• **AIM**:
Print out every line, exactly as written.

----- DATASET ENTRIES

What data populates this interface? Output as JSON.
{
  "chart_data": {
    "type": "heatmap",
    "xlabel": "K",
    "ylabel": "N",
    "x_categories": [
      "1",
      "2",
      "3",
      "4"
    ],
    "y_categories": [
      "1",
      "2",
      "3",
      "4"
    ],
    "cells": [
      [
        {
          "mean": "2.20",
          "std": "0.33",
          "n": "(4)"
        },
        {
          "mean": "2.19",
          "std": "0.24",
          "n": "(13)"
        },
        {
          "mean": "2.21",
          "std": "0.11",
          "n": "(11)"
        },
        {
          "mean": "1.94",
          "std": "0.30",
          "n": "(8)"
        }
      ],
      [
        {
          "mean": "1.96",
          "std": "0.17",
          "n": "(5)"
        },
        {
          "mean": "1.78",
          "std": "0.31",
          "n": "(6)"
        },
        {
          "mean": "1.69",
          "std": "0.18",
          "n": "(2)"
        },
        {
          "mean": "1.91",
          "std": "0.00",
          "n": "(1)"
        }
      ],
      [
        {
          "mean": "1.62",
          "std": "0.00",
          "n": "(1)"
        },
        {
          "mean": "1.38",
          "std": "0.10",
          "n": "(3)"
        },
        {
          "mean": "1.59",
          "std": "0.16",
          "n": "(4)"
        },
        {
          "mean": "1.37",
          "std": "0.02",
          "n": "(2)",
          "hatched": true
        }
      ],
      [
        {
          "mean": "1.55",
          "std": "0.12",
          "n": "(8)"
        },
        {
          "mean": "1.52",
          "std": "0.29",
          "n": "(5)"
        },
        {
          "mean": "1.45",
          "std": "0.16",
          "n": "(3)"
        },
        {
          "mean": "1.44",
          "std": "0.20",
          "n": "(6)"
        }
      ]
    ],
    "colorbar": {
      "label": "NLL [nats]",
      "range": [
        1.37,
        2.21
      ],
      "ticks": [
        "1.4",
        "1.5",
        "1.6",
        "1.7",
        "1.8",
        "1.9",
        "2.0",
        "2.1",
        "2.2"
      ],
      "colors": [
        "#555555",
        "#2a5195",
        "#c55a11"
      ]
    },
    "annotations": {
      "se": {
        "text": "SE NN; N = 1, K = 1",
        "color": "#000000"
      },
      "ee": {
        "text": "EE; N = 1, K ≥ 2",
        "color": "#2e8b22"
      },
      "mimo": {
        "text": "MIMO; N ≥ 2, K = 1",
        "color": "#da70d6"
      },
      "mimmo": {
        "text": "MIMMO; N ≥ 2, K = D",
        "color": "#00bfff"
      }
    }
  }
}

----------

• **FINISHED ANSWER**:
What data populates this interface? Output as JSON.
{
  "chart_data": {
    "type": "heatmap",
    "xlabel": "K",
    "ylabel": "N",
    "x_categories": [
      "1",
      "2",
      "3",
      "4"
    ],
    "y_categories": [
      "1",
      "2",
      "3",
      "4"
    ],
    "cells": [
      [
        {
          "mean": "2.20",
          "std": "0.33",
          "n": "(4)"
        },
        {
          "mean": "2.19",
          "std": "0.24",
          "n": "(13)"
        },
        {
          "mean": "2.21",
          "std": "0.11",
          "n": "(11)"
        },
        {
          "mean": "1.94",
          "std": "0.30",
          "n": "(8)"
        }
      ],
      [
        {
          "mean": "1.96",
          "std": "0.17",
          "n": "(5)"
        },
        {
          "mean": "1.78",
          "std": "0.31",
          "n": "(6)"
        },
        {
          "mean": "1.69",
          "std": "0.18",
          "n": "(2)"
        },
        {
          "mean": "1.91",
          "std": "0.00",
          "n": "(1)"
        }
      ],
      [
        {
          "mean": "1.62",
          "std": "0.00",
          "n": "(1)"
        },
        {
          "mean": "1.38",
          "std": "0.10",
          "n": "(3)"
        },
        {
          "mean": "1.59",
          "std": "0.16",
          "n": "(4)"
        },
        {
          "mean": "1.37",
          "std": "0.02",
          "n": "(2)",
          "hatched": true
        }
      ],
      [
        {
          "mean": "1.55",
          "std": "0.12",
          "n": "(8)"
        },
        {
          "mean": "1.52",
          "std": "0.29",
          "n": "(5)"
        },
        {
          "mean": "1.45",
          "std": "0.16",
          "n": "(3)"
        },
        {
          "mean": "1.44",
          "std": "0.20",
          "n": "(6)"
        }
      ]
    ],
    "colorbar": {
      "label": "NLL [nats]",
      "range": [
        1.37,
        2.21
      ],
      "ticks": [
        "1.4",
        "1.5",
        "1.6",
        "1.7",
        "1.8",
        "1.9",
        "2.0",
        "2.1",
        "2.2"
      ],
      "colors": [
        "#555555",
        "#2a5195",
        "#c55a11"
      ]
    },
    "annotations": {
      "se": {
        "text": "SE NN; N = 1, K = 1",
        "color": "#000000"
      },
      "ee": {
        "text": "EE; N = 1, K ≥ 2",
        "color": "#2e8b22"
      },
      "mimo": {
        "text": "MIMO; N ≥ 2, K = 1",
        "color": "#da70d6"
      },
      "mimmo": {
        "text": "MIMMO; N ≥ 2, K = D",
        "color": "#00bfff"
      }
    }
  }
}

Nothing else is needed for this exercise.